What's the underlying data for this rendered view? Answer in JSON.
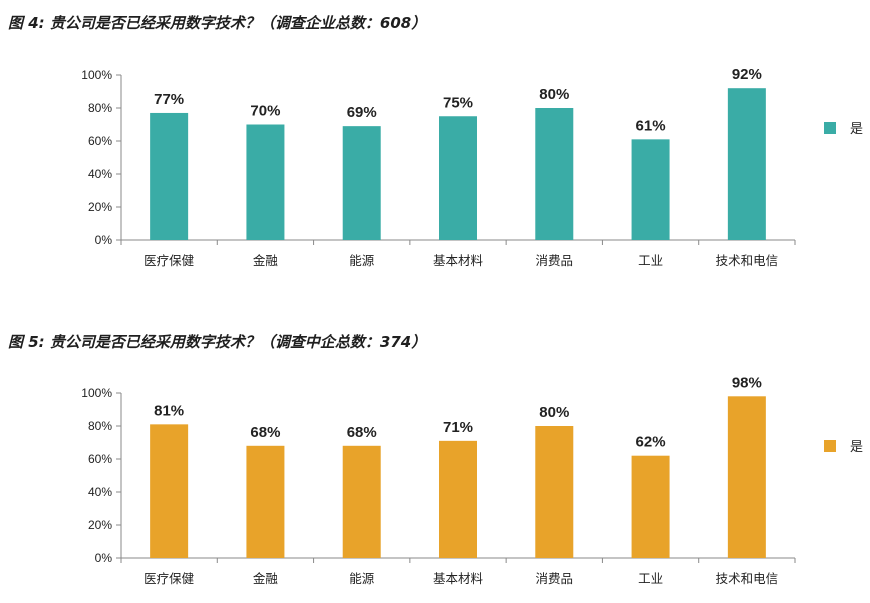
{
  "chart_data": [
    {
      "type": "bar",
      "title": "图 4: 贵公司是否已经采用数字技术？（调查企业总数：608）",
      "categories": [
        "医疗保健",
        "金融",
        "能源",
        "基本材料",
        "消费品",
        "工业",
        "技术和电信"
      ],
      "series": [
        {
          "name": "是",
          "values": [
            77,
            70,
            69,
            75,
            80,
            61,
            92
          ]
        }
      ],
      "value_format": "percent",
      "ylim": [
        0,
        100
      ],
      "yticks": [
        "0%",
        "20%",
        "40%",
        "60%",
        "80%",
        "100%"
      ],
      "legend_position": "right",
      "color": "#3AACA6"
    },
    {
      "type": "bar",
      "title": "图 5: 贵公司是否已经采用数字技术？（调查中企总数：374）",
      "categories": [
        "医疗保健",
        "金融",
        "能源",
        "基本材料",
        "消费品",
        "工业",
        "技术和电信"
      ],
      "series": [
        {
          "name": "是",
          "values": [
            81,
            68,
            68,
            71,
            80,
            62,
            98
          ]
        }
      ],
      "value_format": "percent",
      "ylim": [
        0,
        100
      ],
      "yticks": [
        "0%",
        "20%",
        "40%",
        "60%",
        "80%",
        "100%"
      ],
      "legend_position": "right",
      "color": "#E8A32A"
    }
  ]
}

* [TASK REQUIREMENTS]: Every line of the data should be copied as it stands, without the images.

* [CORRECT OUTPUT]:
What's the underlying data for this rendered view? Answer in JSON.
{
  "chart_data": [
    {
      "type": "bar",
      "title": "图 4: 贵公司是否已经采用数字技术？（调查企业总数：608）",
      "categories": [
        "医疗保健",
        "金融",
        "能源",
        "基本材料",
        "消费品",
        "工业",
        "技术和电信"
      ],
      "series": [
        {
          "name": "是",
          "values": [
            77,
            70,
            69,
            75,
            80,
            61,
            92
          ]
        }
      ],
      "value_format": "percent",
      "ylim": [
        0,
        100
      ],
      "yticks": [
        "0%",
        "20%",
        "40%",
        "60%",
        "80%",
        "100%"
      ],
      "legend_position": "right",
      "color": "#3AACA6"
    },
    {
      "type": "bar",
      "title": "图 5: 贵公司是否已经采用数字技术？（调查中企总数：374）",
      "categories": [
        "医疗保健",
        "金融",
        "能源",
        "基本材料",
        "消费品",
        "工业",
        "技术和电信"
      ],
      "series": [
        {
          "name": "是",
          "values": [
            81,
            68,
            68,
            71,
            80,
            62,
            98
          ]
        }
      ],
      "value_format": "percent",
      "ylim": [
        0,
        100
      ],
      "yticks": [
        "0%",
        "20%",
        "40%",
        "60%",
        "80%",
        "100%"
      ],
      "legend_position": "right",
      "color": "#E8A32A"
    }
  ]
}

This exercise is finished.